The records below must be duplicated exactly, character for character.

Records from a data source:
+ + + + +
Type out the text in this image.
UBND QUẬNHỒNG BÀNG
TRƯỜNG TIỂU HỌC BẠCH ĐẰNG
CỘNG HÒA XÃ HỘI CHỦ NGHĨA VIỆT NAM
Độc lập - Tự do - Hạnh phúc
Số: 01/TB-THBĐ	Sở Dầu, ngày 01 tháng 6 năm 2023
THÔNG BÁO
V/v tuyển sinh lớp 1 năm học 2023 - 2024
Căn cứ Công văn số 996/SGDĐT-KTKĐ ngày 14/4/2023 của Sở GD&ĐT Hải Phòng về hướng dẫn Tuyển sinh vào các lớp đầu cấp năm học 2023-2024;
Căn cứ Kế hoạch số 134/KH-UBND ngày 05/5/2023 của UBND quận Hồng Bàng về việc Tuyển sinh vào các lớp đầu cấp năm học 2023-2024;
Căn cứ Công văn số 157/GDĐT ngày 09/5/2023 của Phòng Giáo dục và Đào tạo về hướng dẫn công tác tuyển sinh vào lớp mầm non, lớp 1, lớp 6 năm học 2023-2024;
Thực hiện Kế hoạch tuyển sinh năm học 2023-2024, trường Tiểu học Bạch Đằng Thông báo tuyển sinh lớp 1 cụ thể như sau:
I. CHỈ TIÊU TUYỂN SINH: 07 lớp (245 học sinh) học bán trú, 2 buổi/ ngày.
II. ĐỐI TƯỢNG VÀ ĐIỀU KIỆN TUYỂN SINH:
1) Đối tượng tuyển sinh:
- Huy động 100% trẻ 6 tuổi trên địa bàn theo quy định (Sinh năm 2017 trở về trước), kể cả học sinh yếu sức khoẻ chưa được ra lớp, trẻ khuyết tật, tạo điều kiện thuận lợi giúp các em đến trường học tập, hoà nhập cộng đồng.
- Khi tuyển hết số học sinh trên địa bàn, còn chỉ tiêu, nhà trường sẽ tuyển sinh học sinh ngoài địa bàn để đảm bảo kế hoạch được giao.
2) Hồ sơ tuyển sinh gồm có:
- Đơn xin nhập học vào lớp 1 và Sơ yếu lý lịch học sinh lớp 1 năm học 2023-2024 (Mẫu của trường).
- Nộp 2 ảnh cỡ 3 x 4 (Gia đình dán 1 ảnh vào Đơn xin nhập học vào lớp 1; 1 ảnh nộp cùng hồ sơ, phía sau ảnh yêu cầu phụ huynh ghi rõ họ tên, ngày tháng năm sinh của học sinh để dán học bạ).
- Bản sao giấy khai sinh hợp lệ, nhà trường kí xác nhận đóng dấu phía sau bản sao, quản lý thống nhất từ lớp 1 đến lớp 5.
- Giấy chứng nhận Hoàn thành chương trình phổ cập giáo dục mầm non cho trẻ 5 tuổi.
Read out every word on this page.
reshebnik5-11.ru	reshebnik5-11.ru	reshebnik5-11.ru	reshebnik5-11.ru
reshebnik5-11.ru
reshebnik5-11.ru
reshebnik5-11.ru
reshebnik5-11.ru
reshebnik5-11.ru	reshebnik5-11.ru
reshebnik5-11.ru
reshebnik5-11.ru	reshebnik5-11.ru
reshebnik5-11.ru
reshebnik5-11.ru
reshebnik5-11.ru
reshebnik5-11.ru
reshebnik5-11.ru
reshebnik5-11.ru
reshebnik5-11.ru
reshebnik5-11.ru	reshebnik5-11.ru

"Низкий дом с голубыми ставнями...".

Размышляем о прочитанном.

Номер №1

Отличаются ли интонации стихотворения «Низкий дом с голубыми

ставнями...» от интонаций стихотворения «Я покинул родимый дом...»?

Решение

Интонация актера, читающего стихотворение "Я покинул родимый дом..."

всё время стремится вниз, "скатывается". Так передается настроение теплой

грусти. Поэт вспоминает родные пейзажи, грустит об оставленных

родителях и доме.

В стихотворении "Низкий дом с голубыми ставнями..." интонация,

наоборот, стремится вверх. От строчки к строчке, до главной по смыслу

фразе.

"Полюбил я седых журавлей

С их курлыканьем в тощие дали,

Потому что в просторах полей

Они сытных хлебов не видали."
+ + + + +
Output of the exercise>
Type out the text in this image.
UBND QUẬNHỒNG BÀNG
TRƯỜNG TIỂU HỌC BẠCH ĐẰNG
CỘNG HÒA XÃ HỘI CHỦ NGHĨA VIỆT NAM
Độc lập - Tự do - Hạnh phúc
Số: 01/TB-THBĐ	Sở Dầu, ngày 01 tháng 6 năm 2023
THÔNG BÁO
V/v tuyển sinh lớp 1 năm học 2023 - 2024
Căn cứ Công văn số 996/SGDĐT-KTKĐ ngày 14/4/2023 của Sở GD&ĐT Hải Phòng về hướng dẫn Tuyển sinh vào các lớp đầu cấp năm học 2023-2024;
Căn cứ Kế hoạch số 134/KH-UBND ngày 05/5/2023 của UBND quận Hồng Bàng về việc Tuyển sinh vào các lớp đầu cấp năm học 2023-2024;
Căn cứ Công văn số 157/GDĐT ngày 09/5/2023 của Phòng Giáo dục và Đào tạo về hướng dẫn công tác tuyển sinh vào lớp mầm non, lớp 1, lớp 6 năm học 2023-2024;
Thực hiện Kế hoạch tuyển sinh năm học 2023-2024, trường Tiểu học Bạch Đằng Thông báo tuyển sinh lớp 1 cụ thể như sau:
I. CHỈ TIÊU TUYỂN SINH: 07 lớp (245 học sinh) học bán trú, 2 buổi/ ngày.
II. ĐỐI TƯỢNG VÀ ĐIỀU KIỆN TUYỂN SINH:
1) Đối tượng tuyển sinh:
- Huy động 100% trẻ 6 tuổi trên địa bàn theo quy định (Sinh năm 2017 trở về trước), kể cả học sinh yếu sức khoẻ chưa được ra lớp, trẻ khuyết tật, tạo điều kiện thuận lợi giúp các em đến trường học tập, hoà nhập cộng đồng.
- Khi tuyển hết số học sinh trên địa bàn, còn chỉ tiêu, nhà trường sẽ tuyển sinh học sinh ngoài địa bàn để đảm bảo kế hoạch được giao.
2) Hồ sơ tuyển sinh gồm có:
- Đơn xin nhập học vào lớp 1 và Sơ yếu lý lịch học sinh lớp 1 năm học 2023-2024 (Mẫu của trường).
- Nộp 2 ảnh cỡ 3 x 4 (Gia đình dán 1 ảnh vào Đơn xin nhập học vào lớp 1; 1 ảnh nộp cùng hồ sơ, phía sau ảnh yêu cầu phụ huynh ghi rõ họ tên, ngày tháng năm sinh của học sinh để dán học bạ).
- Bản sao giấy khai sinh hợp lệ, nhà trường kí xác nhận đóng dấu phía sau bản sao, quản lý thống nhất từ lớp 1 đến lớp 5.
- Giấy chứng nhận Hoàn thành chương trình phổ cập giáo dục mầm non cho trẻ 5 tuổi.
Read out every word on this page.
reshebnik5-11.ru	reshebnik5-11.ru	reshebnik5-11.ru	reshebnik5-11.ru
reshebnik5-11.ru
reshebnik5-11.ru
reshebnik5-11.ru
reshebnik5-11.ru
reshebnik5-11.ru	reshebnik5-11.ru
reshebnik5-11.ru
reshebnik5-11.ru	reshebnik5-11.ru
reshebnik5-11.ru
reshebnik5-11.ru
reshebnik5-11.ru
reshebnik5-11.ru
reshebnik5-11.ru
reshebnik5-11.ru
reshebnik5-11.ru
reshebnik5-11.ru	reshebnik5-11.ru

"Низкий дом с голубыми ставнями...".

Размышляем о прочитанном.

Номер №1

Отличаются ли интонации стихотворения «Низкий дом с голубыми

ставнями...» от интонаций стихотворения «Я покинул родимый дом...»?

Решение

Интонация актера, читающего стихотворение "Я покинул родимый дом..."

всё время стремится вниз, "скатывается". Так передается настроение теплой

грусти. Поэт вспоминает родные пейзажи, грустит об оставленных

родителях и доме.

В стихотворении "Низкий дом с голубыми ставнями..." интонация,

наоборот, стремится вверх. От строчки к строчке, до главной по смыслу

фразе.

"Полюбил я седых журавлей

С их курлыканьем в тощие дали,

Потому что в просторах полей

Они сытных хлебов не видали."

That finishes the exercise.